■ **TO BE DONE**
Rewrite every line in the records below as a numbered list, leaving out any blank lines.

--- Start ---

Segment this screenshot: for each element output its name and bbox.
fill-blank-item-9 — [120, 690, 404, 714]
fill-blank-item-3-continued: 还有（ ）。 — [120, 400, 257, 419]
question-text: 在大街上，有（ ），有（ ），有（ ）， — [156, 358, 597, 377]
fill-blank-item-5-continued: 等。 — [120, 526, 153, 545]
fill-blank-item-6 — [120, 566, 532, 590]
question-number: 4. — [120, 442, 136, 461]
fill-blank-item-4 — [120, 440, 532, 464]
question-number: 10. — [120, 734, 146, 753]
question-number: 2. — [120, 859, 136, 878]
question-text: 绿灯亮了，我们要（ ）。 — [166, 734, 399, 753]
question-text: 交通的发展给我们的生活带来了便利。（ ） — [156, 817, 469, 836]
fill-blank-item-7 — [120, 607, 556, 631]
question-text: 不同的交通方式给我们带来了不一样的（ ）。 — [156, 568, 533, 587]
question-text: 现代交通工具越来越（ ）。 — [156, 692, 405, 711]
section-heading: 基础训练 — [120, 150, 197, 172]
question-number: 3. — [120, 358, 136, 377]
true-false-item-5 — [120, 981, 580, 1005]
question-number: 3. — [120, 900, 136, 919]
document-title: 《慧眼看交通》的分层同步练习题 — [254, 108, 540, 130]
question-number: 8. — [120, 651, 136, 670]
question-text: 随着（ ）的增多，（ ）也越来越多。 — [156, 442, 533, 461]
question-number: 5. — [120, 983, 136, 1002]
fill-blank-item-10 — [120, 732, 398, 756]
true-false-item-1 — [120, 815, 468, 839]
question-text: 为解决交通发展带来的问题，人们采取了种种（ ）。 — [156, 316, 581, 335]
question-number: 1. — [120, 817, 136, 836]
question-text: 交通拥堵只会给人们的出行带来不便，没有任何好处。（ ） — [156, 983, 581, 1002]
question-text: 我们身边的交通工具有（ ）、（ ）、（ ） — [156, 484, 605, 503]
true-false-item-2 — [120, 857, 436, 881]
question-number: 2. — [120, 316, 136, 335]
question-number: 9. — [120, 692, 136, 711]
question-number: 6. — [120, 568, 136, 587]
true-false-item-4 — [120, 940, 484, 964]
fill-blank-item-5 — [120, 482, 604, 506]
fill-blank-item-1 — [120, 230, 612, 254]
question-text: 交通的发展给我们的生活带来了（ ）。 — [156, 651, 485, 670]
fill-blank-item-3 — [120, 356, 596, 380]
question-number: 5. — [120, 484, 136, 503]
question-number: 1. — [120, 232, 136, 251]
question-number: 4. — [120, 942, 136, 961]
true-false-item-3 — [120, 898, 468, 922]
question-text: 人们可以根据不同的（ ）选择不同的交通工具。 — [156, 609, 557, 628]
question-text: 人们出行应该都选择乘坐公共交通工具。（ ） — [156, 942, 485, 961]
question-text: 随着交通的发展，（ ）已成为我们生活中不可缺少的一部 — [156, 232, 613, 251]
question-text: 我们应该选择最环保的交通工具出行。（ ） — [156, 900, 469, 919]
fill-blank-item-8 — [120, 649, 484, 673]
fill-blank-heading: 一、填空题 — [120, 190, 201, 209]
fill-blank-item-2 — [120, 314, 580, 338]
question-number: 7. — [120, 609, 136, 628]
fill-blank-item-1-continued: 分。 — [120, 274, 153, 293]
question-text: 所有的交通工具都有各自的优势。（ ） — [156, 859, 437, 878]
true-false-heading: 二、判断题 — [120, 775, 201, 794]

--- End ---

■ **OUTPUT**
1. Segment this screenshot: for each element output its name and bbox.
2. fill-blank-item-9 — [120, 690, 404, 714]
3. fill-blank-item-3-continued: 还有（ ）。 — [120, 400, 257, 419]
4. question-text: 在大街上，有（ ），有（ ），有（ ）， — [156, 358, 597, 377]
5. fill-blank-item-5-continued: 等。 — [120, 526, 153, 545]
6. fill-blank-item-6 — [120, 566, 532, 590]
7. question-number: 4. — [120, 442, 136, 461]
8. fill-blank-item-4 — [120, 440, 532, 464]
9. question-number: 10. — [120, 734, 146, 753]
10. question-number: 2. — [120, 859, 136, 878]
11. question-text: 绿灯亮了，我们要（ ）。 — [166, 734, 399, 753]
12. question-text: 交通的发展给我们的生活带来了便利。（ ） — [156, 817, 469, 836]
13. fill-blank-item-7 — [120, 607, 556, 631]
14. question-text: 不同的交通方式给我们带来了不一样的（ ）。 — [156, 568, 533, 587]
15. question-text: 现代交通工具越来越（ ）。 — [156, 692, 405, 711]
16. section-heading: 基础训练 — [120, 150, 197, 172]
17. question-number: 3. — [120, 358, 136, 377]
18. true-false-item-5 — [120, 981, 580, 1005]
19. question-number: 3. — [120, 900, 136, 919]
20. document-title: 《慧眼看交通》的分层同步练习题 — [254, 108, 540, 130]
21. question-number: 8. — [120, 651, 136, 670]
22. question-text: 随着（ ）的增多，（ ）也越来越多。 — [156, 442, 533, 461]
23. question-number: 5. — [120, 983, 136, 1002]
24. fill-blank-item-10 — [120, 732, 398, 756]
25. true-false-item-1 — [120, 815, 468, 839]
26. question-text: 为解决交通发展带来的问题，人们采取了种种（ ）。 — [156, 316, 581, 335]
27. question-number: 1. — [120, 817, 136, 836]
28. question-text: 交通拥堵只会给人们的出行带来不便，没有任何好处。（ ） — [156, 983, 581, 1002]
29. question-text: 我们身边的交通工具有（ ）、（ ）、（ ） — [156, 484, 605, 503]
30. true-false-item-2 — [120, 857, 436, 881]
31. question-number: 2. — [120, 316, 136, 335]
32. question-number: 9. — [120, 692, 136, 711]
33. question-number: 6. — [120, 568, 136, 587]
34. true-false-item-4 — [120, 940, 484, 964]
35. fill-blank-item-5 — [120, 482, 604, 506]
36. fill-blank-item-1 — [120, 230, 612, 254]
37. question-text: 交通的发展给我们的生活带来了（ ）。 — [156, 651, 485, 670]
38. fill-blank-item-3 — [120, 356, 596, 380]
39. question-number: 5. — [120, 484, 136, 503]
40. question-number: 1. — [120, 232, 136, 251]
41. question-number: 4. — [120, 942, 136, 961]
42. true-false-item-3 — [120, 898, 468, 922]
43. question-text: 人们可以根据不同的（ ）选择不同的交通工具。 — [156, 609, 557, 628]
44. question-text: 人们出行应该都选择乘坐公共交通工具。（ ） — [156, 942, 485, 961]
45. question-text: 随着交通的发展，（ ）已成为我们生活中不可缺少的一部 — [156, 232, 613, 251]
46. question-text: 我们应该选择最环保的交通工具出行。（ ） — [156, 900, 469, 919]
47. fill-blank-item-8 — [120, 649, 484, 673]
48. fill-blank-heading: 一、填空题 — [120, 190, 201, 209]
49. fill-blank-item-2 — [120, 314, 580, 338]
50. question-number: 7. — [120, 609, 136, 628]
51. fill-blank-item-1-continued: 分。 — [120, 274, 153, 293]
52. question-text: 所有的交通工具都有各自的优势。（ ） — [156, 859, 437, 878]
53. true-false-heading: 二、判断题 — [120, 775, 201, 794]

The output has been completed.